SET EXERCISE: Which lines below hold the word "Timings"? Copy all of them.

Figure record extracts
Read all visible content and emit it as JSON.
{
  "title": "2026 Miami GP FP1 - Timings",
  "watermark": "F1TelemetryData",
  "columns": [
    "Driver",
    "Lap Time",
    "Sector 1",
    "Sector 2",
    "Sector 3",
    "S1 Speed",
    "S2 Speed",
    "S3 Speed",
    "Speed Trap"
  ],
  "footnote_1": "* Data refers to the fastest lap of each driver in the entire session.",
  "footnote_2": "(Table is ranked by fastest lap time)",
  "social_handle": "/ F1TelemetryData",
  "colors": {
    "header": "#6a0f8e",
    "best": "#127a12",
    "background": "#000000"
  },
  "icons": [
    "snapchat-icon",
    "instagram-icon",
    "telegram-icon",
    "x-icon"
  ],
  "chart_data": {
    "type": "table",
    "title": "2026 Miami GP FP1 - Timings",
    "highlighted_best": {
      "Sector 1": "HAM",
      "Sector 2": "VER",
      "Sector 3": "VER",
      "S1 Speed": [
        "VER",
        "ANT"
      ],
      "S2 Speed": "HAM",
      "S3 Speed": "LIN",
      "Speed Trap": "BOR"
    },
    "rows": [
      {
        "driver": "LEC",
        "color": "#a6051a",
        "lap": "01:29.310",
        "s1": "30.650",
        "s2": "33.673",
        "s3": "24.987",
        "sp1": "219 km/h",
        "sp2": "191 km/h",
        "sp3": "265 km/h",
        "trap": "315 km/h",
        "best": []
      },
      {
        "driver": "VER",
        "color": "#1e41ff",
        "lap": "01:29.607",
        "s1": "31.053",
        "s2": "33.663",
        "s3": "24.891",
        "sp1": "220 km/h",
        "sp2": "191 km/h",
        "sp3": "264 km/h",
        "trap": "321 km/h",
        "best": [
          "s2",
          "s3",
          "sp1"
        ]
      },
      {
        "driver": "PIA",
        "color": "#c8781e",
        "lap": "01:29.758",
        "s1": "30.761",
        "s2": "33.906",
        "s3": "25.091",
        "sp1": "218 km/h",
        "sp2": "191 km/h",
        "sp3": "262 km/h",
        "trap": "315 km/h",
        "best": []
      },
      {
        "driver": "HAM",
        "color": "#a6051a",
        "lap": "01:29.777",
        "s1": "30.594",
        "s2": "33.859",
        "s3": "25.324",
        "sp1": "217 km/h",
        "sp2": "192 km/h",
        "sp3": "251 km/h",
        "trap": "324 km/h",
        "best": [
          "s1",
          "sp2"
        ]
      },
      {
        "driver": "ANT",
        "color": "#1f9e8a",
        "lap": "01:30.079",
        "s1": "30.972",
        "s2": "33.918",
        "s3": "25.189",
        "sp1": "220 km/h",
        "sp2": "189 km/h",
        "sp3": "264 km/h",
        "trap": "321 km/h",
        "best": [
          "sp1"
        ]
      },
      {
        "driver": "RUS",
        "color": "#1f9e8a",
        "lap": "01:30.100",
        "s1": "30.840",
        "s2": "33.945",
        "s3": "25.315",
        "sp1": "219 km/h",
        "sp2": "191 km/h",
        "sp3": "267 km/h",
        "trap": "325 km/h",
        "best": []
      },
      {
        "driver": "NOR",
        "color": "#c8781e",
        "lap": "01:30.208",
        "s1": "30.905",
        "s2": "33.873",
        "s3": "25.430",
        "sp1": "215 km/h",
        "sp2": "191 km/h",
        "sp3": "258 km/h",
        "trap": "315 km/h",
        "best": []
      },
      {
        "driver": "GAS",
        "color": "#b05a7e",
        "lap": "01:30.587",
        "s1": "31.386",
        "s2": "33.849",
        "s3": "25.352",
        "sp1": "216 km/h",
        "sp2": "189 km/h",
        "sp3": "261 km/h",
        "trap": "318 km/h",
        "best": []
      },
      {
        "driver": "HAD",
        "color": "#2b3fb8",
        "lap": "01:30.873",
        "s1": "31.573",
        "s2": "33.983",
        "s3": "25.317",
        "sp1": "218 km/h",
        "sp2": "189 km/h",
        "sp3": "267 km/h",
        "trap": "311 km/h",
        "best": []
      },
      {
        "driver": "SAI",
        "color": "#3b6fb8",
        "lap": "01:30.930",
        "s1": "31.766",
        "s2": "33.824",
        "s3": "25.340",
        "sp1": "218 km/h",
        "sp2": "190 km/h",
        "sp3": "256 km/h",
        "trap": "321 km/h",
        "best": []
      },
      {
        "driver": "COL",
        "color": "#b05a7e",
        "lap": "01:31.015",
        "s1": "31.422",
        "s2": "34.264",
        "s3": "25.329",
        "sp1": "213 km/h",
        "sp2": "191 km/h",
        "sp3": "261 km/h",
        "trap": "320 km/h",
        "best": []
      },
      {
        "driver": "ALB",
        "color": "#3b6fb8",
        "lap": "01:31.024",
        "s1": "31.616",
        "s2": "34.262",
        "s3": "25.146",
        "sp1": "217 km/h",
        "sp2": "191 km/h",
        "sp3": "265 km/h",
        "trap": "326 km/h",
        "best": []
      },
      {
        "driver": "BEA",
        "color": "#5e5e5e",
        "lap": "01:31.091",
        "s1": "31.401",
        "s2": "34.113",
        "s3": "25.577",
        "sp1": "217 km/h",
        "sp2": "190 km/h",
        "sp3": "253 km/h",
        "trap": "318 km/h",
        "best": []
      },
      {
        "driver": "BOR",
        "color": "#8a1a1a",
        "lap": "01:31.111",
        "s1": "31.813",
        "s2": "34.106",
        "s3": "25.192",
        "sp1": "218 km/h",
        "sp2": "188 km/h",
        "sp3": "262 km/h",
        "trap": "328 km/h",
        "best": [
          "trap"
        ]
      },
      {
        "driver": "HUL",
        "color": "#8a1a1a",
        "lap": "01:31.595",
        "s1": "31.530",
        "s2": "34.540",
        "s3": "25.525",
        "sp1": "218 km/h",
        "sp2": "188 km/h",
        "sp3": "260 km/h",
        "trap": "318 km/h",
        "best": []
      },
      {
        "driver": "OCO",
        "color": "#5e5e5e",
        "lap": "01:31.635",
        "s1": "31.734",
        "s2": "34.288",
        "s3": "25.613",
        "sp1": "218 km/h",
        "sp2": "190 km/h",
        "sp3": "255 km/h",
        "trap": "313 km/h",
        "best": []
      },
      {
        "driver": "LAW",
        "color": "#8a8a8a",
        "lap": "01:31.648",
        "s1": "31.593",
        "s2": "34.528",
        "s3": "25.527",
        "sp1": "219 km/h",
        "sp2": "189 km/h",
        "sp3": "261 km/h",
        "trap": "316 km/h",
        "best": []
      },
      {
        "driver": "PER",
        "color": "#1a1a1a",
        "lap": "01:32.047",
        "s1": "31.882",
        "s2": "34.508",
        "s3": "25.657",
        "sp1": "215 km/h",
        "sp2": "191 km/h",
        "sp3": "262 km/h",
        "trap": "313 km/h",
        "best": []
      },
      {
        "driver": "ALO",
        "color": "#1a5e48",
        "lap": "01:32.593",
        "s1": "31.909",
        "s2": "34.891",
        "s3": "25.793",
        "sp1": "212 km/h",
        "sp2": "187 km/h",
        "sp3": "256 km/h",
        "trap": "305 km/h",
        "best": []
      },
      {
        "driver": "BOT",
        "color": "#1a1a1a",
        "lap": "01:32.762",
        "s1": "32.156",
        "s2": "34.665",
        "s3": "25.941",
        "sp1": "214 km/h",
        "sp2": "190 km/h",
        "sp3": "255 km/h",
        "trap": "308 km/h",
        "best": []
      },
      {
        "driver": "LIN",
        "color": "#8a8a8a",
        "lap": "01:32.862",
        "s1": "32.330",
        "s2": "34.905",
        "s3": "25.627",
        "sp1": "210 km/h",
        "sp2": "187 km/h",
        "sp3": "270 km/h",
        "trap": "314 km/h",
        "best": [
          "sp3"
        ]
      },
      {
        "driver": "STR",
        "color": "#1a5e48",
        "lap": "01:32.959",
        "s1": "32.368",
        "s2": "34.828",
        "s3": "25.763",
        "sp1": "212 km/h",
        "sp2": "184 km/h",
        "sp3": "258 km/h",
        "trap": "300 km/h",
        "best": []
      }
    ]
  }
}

ANSWER BELOW:
  "title": "2026 Miami GP FP1 - Timings",
    "title": "2026 Miami GP FP1 - Timings",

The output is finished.